* Yazılı Talep A: Yerel yemekler ve şarap üzerine metni iki cümleyle özetleyiniz.
* Yazılı Talep B: Yerel yemekler ve şarap üzerine metindeki "Şöyle biraz sulu" ile başlayıp "gelir miydi acaba?" ile biten bölümü aynen kopyalayınız.
* Yazılı Talep C: Yerel yemekler ve şarap üzerine metinde geçen "Bu yazılar aslında aşağılık kompleksinin vücut bulmuş haliydi." cümlesini İngilizceye çeviriniz.

Şöyle biraz sulu bir bulgur pilavı ve güzelce pişmiş bir tas kebabının yanında ne içmek istersiniz? Acısı kararında bir çiğ köfteyle nasıl bir içki alırsınız?
Ya da şöyle soralım sorumuzu: İbrahim Tatlıses’e lahmacunla viski içti diye yıllarca laf edenlerin aklına lahmacunla şarap içmek gelir miydi acaba?
Yerel ürünlerin konuşulmaya başladığı, moda olduğu son yıllara kadar, uzun bir süre boyunca şarap ukalalığı yapanlar, her yemek için yurtdışından bir referans gösterip hepimize hava atarak, bizim mutfağımızın şarapla iyi uyum sağlamayacağına dair, sayfalarca yazılar yazdılar.
Bu yazılar aslında aşağılık kompleksinin vücut bulmuş haliydi. “Bizim mutfağımızla şarap olmaz” demek, biraz geniş düşünürseniz, “Pizzayla şarap çok iyi olur ama pideyle; ‘chorizo’yla olur ama sucukla olmaz; ‘osso buco’yla olur ama kuzu incikle olmaz” demek gibi bir şey.
Bunu söyleyenlerin akıl etmediği çok önemli bir nokta var. Evde bu yemeklerin bolca yendiği Anadolu’da bugün yaşayan nüfus artık çok şarap tüketmese de, bundan sadece 100 yıl önce, yani nüfusunun neredeyse yarısı gayrimüslimken de bu yemekler yapılıyor ve yanında alkol tüketiliyordu.
Ve o yazıları yazanların düşündüğünün aksine, kendi yaptıkları şarapların yanında chateaubriand (‘şatobiryan’) değil, tam olarak bu yemekleri, yani yöresel olarak ne yetiştiriyorlarsa onu yiyorlardı.

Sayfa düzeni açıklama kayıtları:
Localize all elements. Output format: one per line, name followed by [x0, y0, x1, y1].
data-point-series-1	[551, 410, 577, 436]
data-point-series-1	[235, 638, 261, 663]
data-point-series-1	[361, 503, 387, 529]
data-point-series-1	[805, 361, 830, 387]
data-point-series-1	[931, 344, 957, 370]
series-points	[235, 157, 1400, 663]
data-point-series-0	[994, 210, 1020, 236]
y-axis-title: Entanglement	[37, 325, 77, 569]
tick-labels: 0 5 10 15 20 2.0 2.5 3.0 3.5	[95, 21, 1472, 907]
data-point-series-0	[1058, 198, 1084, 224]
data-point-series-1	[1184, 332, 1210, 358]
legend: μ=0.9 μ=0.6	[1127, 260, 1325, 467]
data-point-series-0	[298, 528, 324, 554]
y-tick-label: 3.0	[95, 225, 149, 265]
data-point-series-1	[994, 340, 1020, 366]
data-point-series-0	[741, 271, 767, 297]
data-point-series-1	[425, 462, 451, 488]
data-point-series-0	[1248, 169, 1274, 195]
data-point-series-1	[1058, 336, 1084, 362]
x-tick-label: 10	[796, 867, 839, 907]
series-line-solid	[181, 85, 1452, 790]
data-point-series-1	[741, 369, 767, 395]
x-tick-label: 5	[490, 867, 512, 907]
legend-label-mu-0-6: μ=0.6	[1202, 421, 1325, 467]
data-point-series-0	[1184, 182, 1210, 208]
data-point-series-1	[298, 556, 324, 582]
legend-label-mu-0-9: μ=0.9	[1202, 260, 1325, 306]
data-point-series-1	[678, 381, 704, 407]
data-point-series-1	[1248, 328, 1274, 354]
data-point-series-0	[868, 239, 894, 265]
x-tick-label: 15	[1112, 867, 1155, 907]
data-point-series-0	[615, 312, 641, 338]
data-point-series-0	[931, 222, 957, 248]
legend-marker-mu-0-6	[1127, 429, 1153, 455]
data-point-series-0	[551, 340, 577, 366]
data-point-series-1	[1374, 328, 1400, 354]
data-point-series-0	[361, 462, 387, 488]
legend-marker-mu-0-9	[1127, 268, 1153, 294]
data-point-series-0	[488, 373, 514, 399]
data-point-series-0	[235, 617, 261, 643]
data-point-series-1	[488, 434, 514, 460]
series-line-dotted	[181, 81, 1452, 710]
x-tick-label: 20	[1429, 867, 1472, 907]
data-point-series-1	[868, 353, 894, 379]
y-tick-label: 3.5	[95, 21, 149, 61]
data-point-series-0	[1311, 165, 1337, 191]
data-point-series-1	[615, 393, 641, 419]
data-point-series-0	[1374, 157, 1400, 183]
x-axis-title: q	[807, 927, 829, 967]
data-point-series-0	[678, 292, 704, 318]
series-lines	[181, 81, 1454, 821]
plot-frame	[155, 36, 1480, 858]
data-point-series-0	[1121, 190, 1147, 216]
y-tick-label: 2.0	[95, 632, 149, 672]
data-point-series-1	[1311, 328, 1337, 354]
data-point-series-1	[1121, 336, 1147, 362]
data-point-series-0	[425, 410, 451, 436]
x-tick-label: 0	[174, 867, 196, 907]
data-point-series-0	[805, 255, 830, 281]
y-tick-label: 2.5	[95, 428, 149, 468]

* Çözümlü Yanıt A: Metne göre şarap ukalalığı yapanlar uzun süre yurtdışından referanslar göstererek bizim mutfağımızın şarapla iyi uyum sağlamayacağına dair yazılar yazmıştır ve bu yazılar aslında aşağılık kompleksinin vücut bulmuş haliydi. Oysa bundan yalnızca 100 yıl önce, nüfusun neredeyse yarısı gayrimüslimken Anadolu'da bu yemekler yapılıyor ve yanında alkol tüketiliyordu; şarap yapanlar da kendi şaraplarının yanında yöresel olarak ne yetiştiriyorlarsa onu yiyordu.

* Çözümlü Yanıt B:
Şöyle biraz sulu bir bulgur pilavı ve güzelce pişmiş bir tas kebabının yanında ne içmek istersiniz? Acısı kararında bir çiğ köfteyle nasıl bir içki alırsınız?
Ya da şöyle soralım sorumuzu: İbrahim Tatlıses’e lahmacunla viski içti diye yıllarca laf edenlerin aklına lahmacunla şarap içmek gelir miydi acaba?

* Çözümlü Yanıt C: These writings were in fact the embodiment of an inferiority complex.